═════ Data provided ═════

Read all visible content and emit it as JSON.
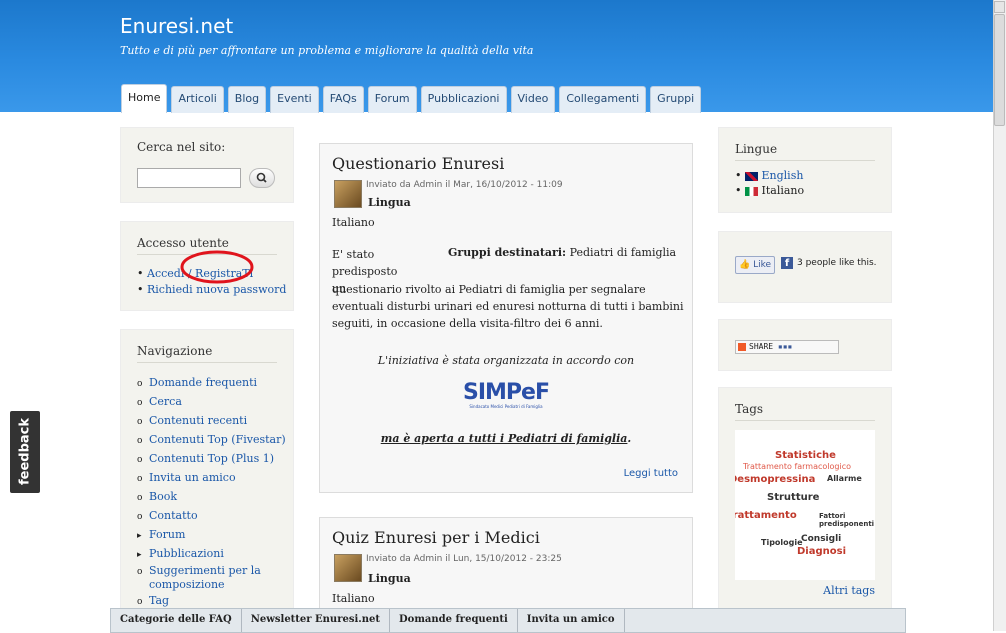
{
  "site": {
    "title": "Enuresi.net",
    "slogan": "Tutto e di più per affrontare un problema e migliorare la qualità della vita"
  },
  "tabs": [
    "Home",
    "Articoli",
    "Blog",
    "Eventi",
    "FAQs",
    "Forum",
    "Pubblicazioni",
    "Video",
    "Collegamenti",
    "Gruppi"
  ],
  "search": {
    "title": "Cerca nel sito:",
    "placeholder": "",
    "value": ""
  },
  "login": {
    "title": "Accesso utente",
    "items": [
      "Accedi / RegistraTi",
      "Richiedi nuova password"
    ]
  },
  "nav": {
    "title": "Navigazione",
    "items": [
      {
        "label": "Domande frequenti",
        "bullet": "o"
      },
      {
        "label": "Cerca",
        "bullet": "o"
      },
      {
        "label": "Contenuti recenti",
        "bullet": "o"
      },
      {
        "label": "Contenuti Top (Fivestar)",
        "bullet": "o"
      },
      {
        "label": "Contenuti Top (Plus 1)",
        "bullet": "o"
      },
      {
        "label": "Invita un amico",
        "bullet": "o"
      },
      {
        "label": "Book",
        "bullet": "o"
      },
      {
        "label": "Contatto",
        "bullet": "o"
      },
      {
        "label": "Forum",
        "bullet": "▸"
      },
      {
        "label": "Pubblicazioni",
        "bullet": "▸"
      },
      {
        "label": "Suggerimenti per la composizione",
        "bullet": "o"
      },
      {
        "label": "Tag",
        "bullet": "o"
      }
    ]
  },
  "post1": {
    "title": "Questionario Enuresi",
    "meta": "Inviato da Admin il Mar, 16/10/2012 - 11:09",
    "lang_label": "Lingua",
    "lang_value": "Italiano",
    "left_text": "E' stato predisposto un",
    "target_label": "Gruppi destinatari:",
    "target_value": "Pediatri di famiglia",
    "body": "questionario rivolto ai Pediatri di famiglia per segnalare eventuali disturbi urinari ed enuresi notturna di tutti i bambini seguiti, in occasione della visita-filtro dei 6 anni.",
    "quote": "L'iniziativa è stata organizzata in accordo con",
    "logo_text": "SIMPeF",
    "logo_sub": "Sindacato Medici Pediatri di Famiglia",
    "closing": "ma è aperta a tutti i Pediatri di famiglia",
    "read_more": "Leggi tutto"
  },
  "post2": {
    "title": "Quiz Enuresi per i Medici",
    "meta": "Inviato da Admin il Lun, 15/10/2012 - 23:25",
    "lang_label": "Lingua",
    "lang_value": "Italiano"
  },
  "languages": {
    "title": "Lingue",
    "items": [
      "English",
      "Italiano"
    ]
  },
  "like": {
    "button": "Like",
    "text": "3 people like this."
  },
  "share": {
    "label": "SHARE"
  },
  "tags": {
    "title": "Tags",
    "more": "Altri tags",
    "words": [
      "Statistiche",
      "Trattamento farmacologico",
      "Allarme",
      "Desmopressina",
      "Strutture",
      "Trattamento",
      "Fattori predisponenti",
      "Tipologie",
      "Consigli",
      "Diagnosi"
    ]
  },
  "footer": [
    "Categorie delle FAQ",
    "Newsletter Enuresi.net",
    "Domande frequenti",
    "Invita un amico"
  ],
  "feedback": "feedback",
  "colors": {
    "header": "#2a8ae0",
    "box": "#f3f3ee",
    "link": "#1a57a8",
    "highlight": "#e0141c"
  }
}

═════

• **Problem requirements**: All entries must be written out again exactly as given, with no pictures in the copy.

• **Response to the exercise**:
Read all visible content and emit it as JSON.
{
  "site": {
    "title": "Enuresi.net",
    "slogan": "Tutto e di più per affrontare un problema e migliorare la qualità della vita"
  },
  "tabs": [
    "Home",
    "Articoli",
    "Blog",
    "Eventi",
    "FAQs",
    "Forum",
    "Pubblicazioni",
    "Video",
    "Collegamenti",
    "Gruppi"
  ],
  "search": {
    "title": "Cerca nel sito:",
    "placeholder": "",
    "value": ""
  },
  "login": {
    "title": "Accesso utente",
    "items": [
      "Accedi / RegistraTi",
      "Richiedi nuova password"
    ]
  },
  "nav": {
    "title": "Navigazione",
    "items": [
      {
        "label": "Domande frequenti",
        "bullet": "o"
      },
      {
        "label": "Cerca",
        "bullet": "o"
      },
      {
        "label": "Contenuti recenti",
        "bullet": "o"
      },
      {
        "label": "Contenuti Top (Fivestar)",
        "bullet": "o"
      },
      {
        "label": "Contenuti Top (Plus 1)",
        "bullet": "o"
      },
      {
        "label": "Invita un amico",
        "bullet": "o"
      },
      {
        "label": "Book",
        "bullet": "o"
      },
      {
        "label": "Contatto",
        "bullet": "o"
      },
      {
        "label": "Forum",
        "bullet": "▸"
      },
      {
        "label": "Pubblicazioni",
        "bullet": "▸"
      },
      {
        "label": "Suggerimenti per la composizione",
        "bullet": "o"
      },
      {
        "label": "Tag",
        "bullet": "o"
      }
    ]
  },
  "post1": {
    "title": "Questionario Enuresi",
    "meta": "Inviato da Admin il Mar, 16/10/2012 - 11:09",
    "lang_label": "Lingua",
    "lang_value": "Italiano",
    "left_text": "E' stato predisposto un",
    "target_label": "Gruppi destinatari:",
    "target_value": "Pediatri di famiglia",
    "body": "questionario rivolto ai Pediatri di famiglia per segnalare eventuali disturbi urinari ed enuresi notturna di tutti i bambini seguiti, in occasione della visita-filtro dei 6 anni.",
    "quote": "L'iniziativa è stata organizzata in accordo con",
    "logo_text": "SIMPeF",
    "logo_sub": "Sindacato Medici Pediatri di Famiglia",
    "closing": "ma è aperta a tutti i Pediatri di famiglia",
    "read_more": "Leggi tutto"
  },
  "post2": {
    "title": "Quiz Enuresi per i Medici",
    "meta": "Inviato da Admin il Lun, 15/10/2012 - 23:25",
    "lang_label": "Lingua",
    "lang_value": "Italiano"
  },
  "languages": {
    "title": "Lingue",
    "items": [
      "English",
      "Italiano"
    ]
  },
  "like": {
    "button": "Like",
    "text": "3 people like this."
  },
  "share": {
    "label": "SHARE"
  },
  "tags": {
    "title": "Tags",
    "more": "Altri tags",
    "words": [
      "Statistiche",
      "Trattamento farmacologico",
      "Allarme",
      "Desmopressina",
      "Strutture",
      "Trattamento",
      "Fattori predisponenti",
      "Tipologie",
      "Consigli",
      "Diagnosi"
    ]
  },
  "footer": [
    "Categorie delle FAQ",
    "Newsletter Enuresi.net",
    "Domande frequenti",
    "Invita un amico"
  ],
  "feedback": "feedback",
  "colors": {
    "header": "#2a8ae0",
    "box": "#f3f3ee",
    "link": "#1a57a8",
    "highlight": "#e0141c"
  }
}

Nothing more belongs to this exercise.